Labeled box records
******

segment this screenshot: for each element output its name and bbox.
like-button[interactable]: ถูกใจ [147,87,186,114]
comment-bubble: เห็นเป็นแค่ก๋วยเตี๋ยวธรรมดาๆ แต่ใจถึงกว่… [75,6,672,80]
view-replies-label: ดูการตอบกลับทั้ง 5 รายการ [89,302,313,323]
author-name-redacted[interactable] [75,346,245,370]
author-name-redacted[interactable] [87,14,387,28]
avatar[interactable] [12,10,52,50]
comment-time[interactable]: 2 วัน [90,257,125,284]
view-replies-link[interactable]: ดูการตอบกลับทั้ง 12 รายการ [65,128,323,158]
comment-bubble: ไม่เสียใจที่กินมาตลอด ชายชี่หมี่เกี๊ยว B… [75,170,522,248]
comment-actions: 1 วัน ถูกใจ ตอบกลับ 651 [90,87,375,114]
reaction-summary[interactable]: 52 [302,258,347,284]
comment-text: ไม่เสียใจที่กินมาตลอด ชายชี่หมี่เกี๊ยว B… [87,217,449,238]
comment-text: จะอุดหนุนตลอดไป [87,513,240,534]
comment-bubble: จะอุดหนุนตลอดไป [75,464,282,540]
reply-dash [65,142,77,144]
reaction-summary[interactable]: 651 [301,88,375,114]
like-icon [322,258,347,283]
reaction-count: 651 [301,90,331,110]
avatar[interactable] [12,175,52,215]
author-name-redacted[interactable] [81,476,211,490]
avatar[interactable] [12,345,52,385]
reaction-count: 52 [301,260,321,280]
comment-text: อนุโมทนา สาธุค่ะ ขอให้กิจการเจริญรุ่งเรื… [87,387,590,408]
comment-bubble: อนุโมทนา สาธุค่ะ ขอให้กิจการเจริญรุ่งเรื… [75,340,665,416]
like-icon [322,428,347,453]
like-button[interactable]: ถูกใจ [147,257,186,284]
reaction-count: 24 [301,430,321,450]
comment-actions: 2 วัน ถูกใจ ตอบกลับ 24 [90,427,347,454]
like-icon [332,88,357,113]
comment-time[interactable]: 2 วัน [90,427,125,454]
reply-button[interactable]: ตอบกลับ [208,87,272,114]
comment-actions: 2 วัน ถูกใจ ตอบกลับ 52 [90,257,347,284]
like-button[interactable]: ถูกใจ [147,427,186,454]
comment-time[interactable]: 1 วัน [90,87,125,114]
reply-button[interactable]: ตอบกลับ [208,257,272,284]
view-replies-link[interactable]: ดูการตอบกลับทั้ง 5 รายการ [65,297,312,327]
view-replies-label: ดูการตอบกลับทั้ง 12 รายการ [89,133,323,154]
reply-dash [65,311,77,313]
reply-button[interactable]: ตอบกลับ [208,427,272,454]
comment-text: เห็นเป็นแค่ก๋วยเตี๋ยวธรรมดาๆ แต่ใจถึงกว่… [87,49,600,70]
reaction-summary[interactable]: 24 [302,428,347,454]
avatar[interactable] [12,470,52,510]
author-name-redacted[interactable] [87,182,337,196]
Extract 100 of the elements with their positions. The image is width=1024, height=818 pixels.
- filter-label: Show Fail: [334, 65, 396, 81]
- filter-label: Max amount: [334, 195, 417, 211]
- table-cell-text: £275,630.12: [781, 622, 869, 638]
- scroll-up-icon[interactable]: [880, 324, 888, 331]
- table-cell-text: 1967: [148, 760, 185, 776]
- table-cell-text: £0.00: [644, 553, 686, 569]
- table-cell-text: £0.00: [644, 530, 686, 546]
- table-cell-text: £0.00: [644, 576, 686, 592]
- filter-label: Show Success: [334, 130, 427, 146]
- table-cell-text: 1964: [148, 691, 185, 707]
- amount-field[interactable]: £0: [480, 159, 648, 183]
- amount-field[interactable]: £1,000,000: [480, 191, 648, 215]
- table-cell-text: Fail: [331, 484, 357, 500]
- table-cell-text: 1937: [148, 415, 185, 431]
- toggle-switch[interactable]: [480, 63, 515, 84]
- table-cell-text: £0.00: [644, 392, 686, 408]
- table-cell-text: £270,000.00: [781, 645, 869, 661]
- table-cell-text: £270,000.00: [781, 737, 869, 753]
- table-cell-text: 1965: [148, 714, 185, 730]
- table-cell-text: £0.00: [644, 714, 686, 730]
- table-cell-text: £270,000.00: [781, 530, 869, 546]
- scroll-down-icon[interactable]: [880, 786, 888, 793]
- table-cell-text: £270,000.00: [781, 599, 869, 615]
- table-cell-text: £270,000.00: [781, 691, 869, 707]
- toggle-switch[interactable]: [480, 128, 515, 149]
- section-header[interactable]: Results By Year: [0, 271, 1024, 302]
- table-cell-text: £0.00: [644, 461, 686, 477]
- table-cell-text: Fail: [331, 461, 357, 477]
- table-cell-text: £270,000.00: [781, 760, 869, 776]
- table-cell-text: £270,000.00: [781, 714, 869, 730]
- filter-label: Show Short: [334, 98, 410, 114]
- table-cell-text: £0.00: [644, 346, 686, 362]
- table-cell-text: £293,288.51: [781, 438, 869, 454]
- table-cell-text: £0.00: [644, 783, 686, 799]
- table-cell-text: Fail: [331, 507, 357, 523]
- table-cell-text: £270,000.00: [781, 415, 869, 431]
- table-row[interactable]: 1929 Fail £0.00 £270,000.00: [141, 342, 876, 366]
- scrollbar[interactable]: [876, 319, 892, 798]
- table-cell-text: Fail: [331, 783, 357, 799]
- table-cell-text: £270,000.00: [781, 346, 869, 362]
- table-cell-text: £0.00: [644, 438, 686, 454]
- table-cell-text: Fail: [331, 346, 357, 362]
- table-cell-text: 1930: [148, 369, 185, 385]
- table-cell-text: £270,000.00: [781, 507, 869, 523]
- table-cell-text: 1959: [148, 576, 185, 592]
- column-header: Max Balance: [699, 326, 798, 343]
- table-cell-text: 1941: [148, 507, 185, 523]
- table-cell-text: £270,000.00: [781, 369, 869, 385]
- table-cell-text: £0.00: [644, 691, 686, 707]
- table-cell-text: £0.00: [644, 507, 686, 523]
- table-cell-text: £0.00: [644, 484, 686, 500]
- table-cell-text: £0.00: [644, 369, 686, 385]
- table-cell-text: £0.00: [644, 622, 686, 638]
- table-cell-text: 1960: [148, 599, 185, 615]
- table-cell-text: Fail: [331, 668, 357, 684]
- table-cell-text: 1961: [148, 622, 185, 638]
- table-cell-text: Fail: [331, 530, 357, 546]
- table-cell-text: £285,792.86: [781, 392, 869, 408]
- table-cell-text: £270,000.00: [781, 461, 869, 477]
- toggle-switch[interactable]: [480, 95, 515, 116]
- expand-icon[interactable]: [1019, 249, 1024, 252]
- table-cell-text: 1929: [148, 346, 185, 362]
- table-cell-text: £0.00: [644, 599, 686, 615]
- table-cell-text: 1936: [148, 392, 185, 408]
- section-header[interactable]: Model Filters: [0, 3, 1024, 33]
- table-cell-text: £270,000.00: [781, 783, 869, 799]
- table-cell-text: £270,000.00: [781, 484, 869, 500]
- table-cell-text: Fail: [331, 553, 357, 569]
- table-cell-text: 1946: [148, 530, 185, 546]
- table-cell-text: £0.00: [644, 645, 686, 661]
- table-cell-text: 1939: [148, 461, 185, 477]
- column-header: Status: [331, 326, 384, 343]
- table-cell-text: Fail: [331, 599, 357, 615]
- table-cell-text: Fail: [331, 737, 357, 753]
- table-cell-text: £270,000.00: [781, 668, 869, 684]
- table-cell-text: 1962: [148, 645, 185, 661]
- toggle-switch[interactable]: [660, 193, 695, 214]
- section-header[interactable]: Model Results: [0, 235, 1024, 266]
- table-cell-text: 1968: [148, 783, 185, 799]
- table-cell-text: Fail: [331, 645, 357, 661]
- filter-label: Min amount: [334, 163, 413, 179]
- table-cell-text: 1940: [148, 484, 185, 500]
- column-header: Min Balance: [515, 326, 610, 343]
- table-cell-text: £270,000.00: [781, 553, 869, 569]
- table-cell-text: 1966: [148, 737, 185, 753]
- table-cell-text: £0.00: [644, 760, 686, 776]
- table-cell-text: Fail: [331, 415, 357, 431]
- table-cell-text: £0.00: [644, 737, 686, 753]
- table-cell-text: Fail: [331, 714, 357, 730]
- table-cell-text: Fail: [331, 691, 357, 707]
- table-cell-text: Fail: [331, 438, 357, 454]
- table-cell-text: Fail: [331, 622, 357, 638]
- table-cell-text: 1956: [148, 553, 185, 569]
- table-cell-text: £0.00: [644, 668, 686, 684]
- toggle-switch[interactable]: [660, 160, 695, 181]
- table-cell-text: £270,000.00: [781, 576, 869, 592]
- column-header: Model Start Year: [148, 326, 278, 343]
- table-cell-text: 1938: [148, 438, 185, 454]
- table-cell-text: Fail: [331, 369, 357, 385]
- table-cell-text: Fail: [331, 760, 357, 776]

******

## Your task
Update the stretch from the start of the lines through the line containing "comment-time[interactable]: 2 วัน [90,427,125,454]", replacing each "comment-bubble" with "comment-card" and leaving everything else unchanged. Give back only that stretch.

## Right answer
segment this screenshot: for each element output its name and bbox.
like-button[interactable]: ถูกใจ [147,87,186,114]
comment-card: เห็นเป็นแค่ก๋วยเตี๋ยวธรรมดาๆ แต่ใจถึงกว่… [75,6,672,80]
view-replies-label: ดูการตอบกลับทั้ง 5 รายการ [89,302,313,323]
author-name-redacted[interactable] [75,346,245,370]
author-name-redacted[interactable] [87,14,387,28]
avatar[interactable] [12,10,52,50]
comment-time[interactable]: 2 วัน [90,257,125,284]
view-replies-link[interactable]: ดูการตอบกลับทั้ง 12 รายการ [65,128,323,158]
comment-card: ไม่เสียใจที่กินมาตลอด ชายชี่หมี่เกี๊ยว B… [75,170,522,248]
comment-actions: 1 วัน ถูกใจ ตอบกลับ 651 [90,87,375,114]
reaction-summary[interactable]: 52 [302,258,347,284]
comment-text: ไม่เสียใจที่กินมาตลอด ชายชี่หมี่เกี๊ยว B… [87,217,449,238]
comment-text: จะอุดหนุนตลอดไป [87,513,240,534]
comment-card: จะอุดหนุนตลอดไป [75,464,282,540]
reply-dash [65,142,77,144]
reaction-summary[interactable]: 651 [301,88,375,114]
like-icon [322,258,347,283]
reaction-count: 651 [301,90,331,110]
avatar[interactable] [12,175,52,215]
author-name-redacted[interactable] [81,476,211,490]
avatar[interactable] [12,345,52,385]
reaction-count: 52 [301,260,321,280]
comment-text: อนุโมทนา สาธุค่ะ ขอให้กิจการเจริญรุ่งเรื… [87,387,590,408]
comment-card: อนุโมทนา สาธุค่ะ ขอให้กิจการเจริญรุ่งเรื… [75,340,665,416]
like-icon [322,428,347,453]
like-button[interactable]: ถูกใจ [147,257,186,284]
reaction-count: 24 [301,430,321,450]
comment-actions: 2 วัน ถูกใจ ตอบกลับ 24 [90,427,347,454]
like-icon [332,88,357,113]
comment-time[interactable]: 2 วัน [90,427,125,454]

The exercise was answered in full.